§ **GOAL**
Return the whole listing, keeping every character the same.

§ **DATA EXCERPTS**
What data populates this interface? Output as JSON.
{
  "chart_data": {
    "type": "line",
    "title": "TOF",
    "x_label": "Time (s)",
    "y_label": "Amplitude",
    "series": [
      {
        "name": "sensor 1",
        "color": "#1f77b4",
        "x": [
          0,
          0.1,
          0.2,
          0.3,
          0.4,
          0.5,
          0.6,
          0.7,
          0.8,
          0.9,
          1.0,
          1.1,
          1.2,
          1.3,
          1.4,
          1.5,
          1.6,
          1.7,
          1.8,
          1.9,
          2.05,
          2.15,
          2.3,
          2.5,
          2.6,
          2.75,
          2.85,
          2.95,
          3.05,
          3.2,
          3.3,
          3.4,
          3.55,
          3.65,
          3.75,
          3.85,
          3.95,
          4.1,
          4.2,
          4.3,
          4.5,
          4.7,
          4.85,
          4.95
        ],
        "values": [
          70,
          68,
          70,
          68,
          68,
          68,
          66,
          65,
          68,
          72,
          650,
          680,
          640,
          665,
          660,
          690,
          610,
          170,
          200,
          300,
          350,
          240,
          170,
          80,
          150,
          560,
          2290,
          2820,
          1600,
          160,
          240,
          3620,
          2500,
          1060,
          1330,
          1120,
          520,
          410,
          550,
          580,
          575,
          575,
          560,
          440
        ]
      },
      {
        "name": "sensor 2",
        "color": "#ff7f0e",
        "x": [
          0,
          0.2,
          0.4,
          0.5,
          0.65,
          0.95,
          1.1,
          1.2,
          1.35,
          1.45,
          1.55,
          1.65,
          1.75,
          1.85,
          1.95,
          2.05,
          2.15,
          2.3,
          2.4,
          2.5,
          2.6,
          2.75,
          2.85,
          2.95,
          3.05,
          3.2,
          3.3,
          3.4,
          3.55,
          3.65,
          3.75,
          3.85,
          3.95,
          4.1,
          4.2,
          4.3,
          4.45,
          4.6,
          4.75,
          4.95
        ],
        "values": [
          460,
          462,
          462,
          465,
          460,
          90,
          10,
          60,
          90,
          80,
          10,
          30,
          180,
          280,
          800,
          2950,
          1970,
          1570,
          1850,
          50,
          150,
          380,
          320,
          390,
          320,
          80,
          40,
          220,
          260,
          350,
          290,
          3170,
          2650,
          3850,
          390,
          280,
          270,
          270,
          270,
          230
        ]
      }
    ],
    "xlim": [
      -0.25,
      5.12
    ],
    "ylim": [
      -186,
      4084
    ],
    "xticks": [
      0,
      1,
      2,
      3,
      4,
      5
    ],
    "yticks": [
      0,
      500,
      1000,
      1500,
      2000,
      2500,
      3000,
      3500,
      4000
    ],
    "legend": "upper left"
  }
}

§ **REPLY**
What data populates this interface? Output as JSON.
{
  "chart_data": {
    "type": "line",
    "title": "TOF",
    "x_label": "Time (s)",
    "y_label": "Amplitude",
    "series": [
      {
        "name": "sensor 1",
        "color": "#1f77b4",
        "x": [
          0,
          0.1,
          0.2,
          0.3,
          0.4,
          0.5,
          0.6,
          0.7,
          0.8,
          0.9,
          1.0,
          1.1,
          1.2,
          1.3,
          1.4,
          1.5,
          1.6,
          1.7,
          1.8,
          1.9,
          2.05,
          2.15,
          2.3,
          2.5,
          2.6,
          2.75,
          2.85,
          2.95,
          3.05,
          3.2,
          3.3,
          3.4,
          3.55,
          3.65,
          3.75,
          3.85,
          3.95,
          4.1,
          4.2,
          4.3,
          4.5,
          4.7,
          4.85,
          4.95
        ],
        "values": [
          70,
          68,
          70,
          68,
          68,
          68,
          66,
          65,
          68,
          72,
          650,
          680,
          640,
          665,
          660,
          690,
          610,
          170,
          200,
          300,
          350,
          240,
          170,
          80,
          150,
          560,
          2290,
          2820,
          1600,
          160,
          240,
          3620,
          2500,
          1060,
          1330,
          1120,
          520,
          410,
          550,
          580,
          575,
          575,
          560,
          440
        ]
      },
      {
        "name": "sensor 2",
        "color": "#ff7f0e",
        "x": [
          0,
          0.2,
          0.4,
          0.5,
          0.65,
          0.95,
          1.1,
          1.2,
          1.35,
          1.45,
          1.55,
          1.65,
          1.75,
          1.85,
          1.95,
          2.05,
          2.15,
          2.3,
          2.4,
          2.5,
          2.6,
          2.75,
          2.85,
          2.95,
          3.05,
          3.2,
          3.3,
          3.4,
          3.55,
          3.65,
          3.75,
          3.85,
          3.95,
          4.1,
          4.2,
          4.3,
          4.45,
          4.6,
          4.75,
          4.95
        ],
        "values": [
          460,
          462,
          462,
          465,
          460,
          90,
          10,
          60,
          90,
          80,
          10,
          30,
          180,
          280,
          800,
          2950,
          1970,
          1570,
          1850,
          50,
          150,
          380,
          320,
          390,
          320,
          80,
          40,
          220,
          260,
          350,
          290,
          3170,
          2650,
          3850,
          390,
          280,
          270,
          270,
          270,
          230
        ]
      }
    ],
    "xlim": [
      -0.25,
      5.12
    ],
    "ylim": [
      -186,
      4084
    ],
    "xticks": [
      0,
      1,
      2,
      3,
      4,
      5
    ],
    "yticks": [
      0,
      500,
      1000,
      1500,
      2000,
      2500,
      3000,
      3500,
      4000
    ],
    "legend": "upper left"
  }
}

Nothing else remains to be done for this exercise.